* Objective: Repeat the material below word for word and leave out all pictures.

◆ ◆ ◆ ◆ ◆

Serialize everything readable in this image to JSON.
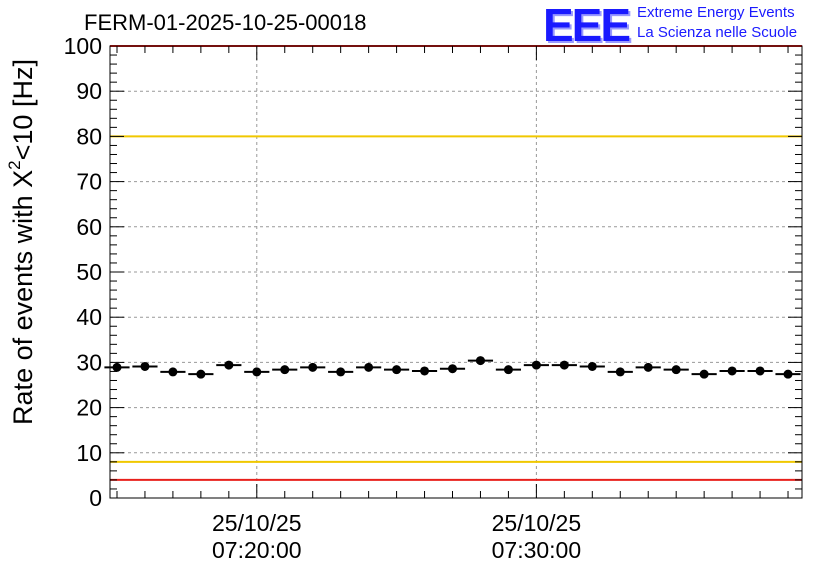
{
  "run_title": "FERM-01-2025-10-25-00018",
  "logo": {
    "mark": "EEE",
    "line1": "Extreme Energy Events",
    "line2": "La Scienza nelle Scuole"
  },
  "colors": {
    "threshold_red": "#e8201c",
    "threshold_yellow": "#f0c800",
    "markers": "#000000",
    "grid": "#999999"
  },
  "chart_data": {
    "type": "scatter",
    "title": "FERM-01-2025-10-25-00018",
    "ylabel_prefix": "Rate of events with X",
    "ylabel_sup": "2",
    "ylabel_suffix": "<10 [Hz]",
    "ylim": [
      0,
      100
    ],
    "yticks": [
      0,
      10,
      20,
      30,
      40,
      50,
      60,
      70,
      80,
      90,
      100
    ],
    "xlim_minutes": [
      14.75,
      39.5
    ],
    "xticks": [
      {
        "minutes": 20,
        "date": "25/10/25",
        "time": "07:20:00"
      },
      {
        "minutes": 30,
        "date": "25/10/25",
        "time": "07:30:00"
      }
    ],
    "x_minutes": [
      15.0,
      16.0,
      17.0,
      18.0,
      19.0,
      20.0,
      21.0,
      22.0,
      23.0,
      24.0,
      25.0,
      26.0,
      27.0,
      28.0,
      29.0,
      30.0,
      31.0,
      32.0,
      33.0,
      34.0,
      35.0,
      36.0,
      37.0,
      38.0,
      39.0
    ],
    "values": [
      28.9,
      29.1,
      27.9,
      27.4,
      29.4,
      27.9,
      28.4,
      28.9,
      27.9,
      28.9,
      28.4,
      28.1,
      28.6,
      30.4,
      28.4,
      29.4,
      29.4,
      29.1,
      27.9,
      28.9,
      28.4,
      27.4,
      28.1,
      28.1,
      27.4
    ],
    "bin_width_minutes": 0.9,
    "reference_lines": [
      {
        "value": 4,
        "color": "red"
      },
      {
        "value": 8,
        "color": "yellow"
      },
      {
        "value": 80,
        "color": "yellow"
      },
      {
        "value": 100,
        "color": "red"
      }
    ],
    "grid": true
  }
}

◆ ◆ ◆ ◆ ◆

* Completed task:
Serialize everything readable in this image to JSON.
{
  "run_title": "FERM-01-2025-10-25-00018",
  "logo": {
    "mark": "EEE",
    "line1": "Extreme Energy Events",
    "line2": "La Scienza nelle Scuole"
  },
  "colors": {
    "threshold_red": "#e8201c",
    "threshold_yellow": "#f0c800",
    "markers": "#000000",
    "grid": "#999999"
  },
  "chart_data": {
    "type": "scatter",
    "title": "FERM-01-2025-10-25-00018",
    "ylabel_prefix": "Rate of events with X",
    "ylabel_sup": "2",
    "ylabel_suffix": "<10 [Hz]",
    "ylim": [
      0,
      100
    ],
    "yticks": [
      0,
      10,
      20,
      30,
      40,
      50,
      60,
      70,
      80,
      90,
      100
    ],
    "xlim_minutes": [
      14.75,
      39.5
    ],
    "xticks": [
      {
        "minutes": 20,
        "date": "25/10/25",
        "time": "07:20:00"
      },
      {
        "minutes": 30,
        "date": "25/10/25",
        "time": "07:30:00"
      }
    ],
    "x_minutes": [
      15.0,
      16.0,
      17.0,
      18.0,
      19.0,
      20.0,
      21.0,
      22.0,
      23.0,
      24.0,
      25.0,
      26.0,
      27.0,
      28.0,
      29.0,
      30.0,
      31.0,
      32.0,
      33.0,
      34.0,
      35.0,
      36.0,
      37.0,
      38.0,
      39.0
    ],
    "values": [
      28.9,
      29.1,
      27.9,
      27.4,
      29.4,
      27.9,
      28.4,
      28.9,
      27.9,
      28.9,
      28.4,
      28.1,
      28.6,
      30.4,
      28.4,
      29.4,
      29.4,
      29.1,
      27.9,
      28.9,
      28.4,
      27.4,
      28.1,
      28.1,
      27.4
    ],
    "bin_width_minutes": 0.9,
    "reference_lines": [
      {
        "value": 4,
        "color": "red"
      },
      {
        "value": 8,
        "color": "yellow"
      },
      {
        "value": 80,
        "color": "yellow"
      },
      {
        "value": 100,
        "color": "red"
      }
    ],
    "grid": true
  }
}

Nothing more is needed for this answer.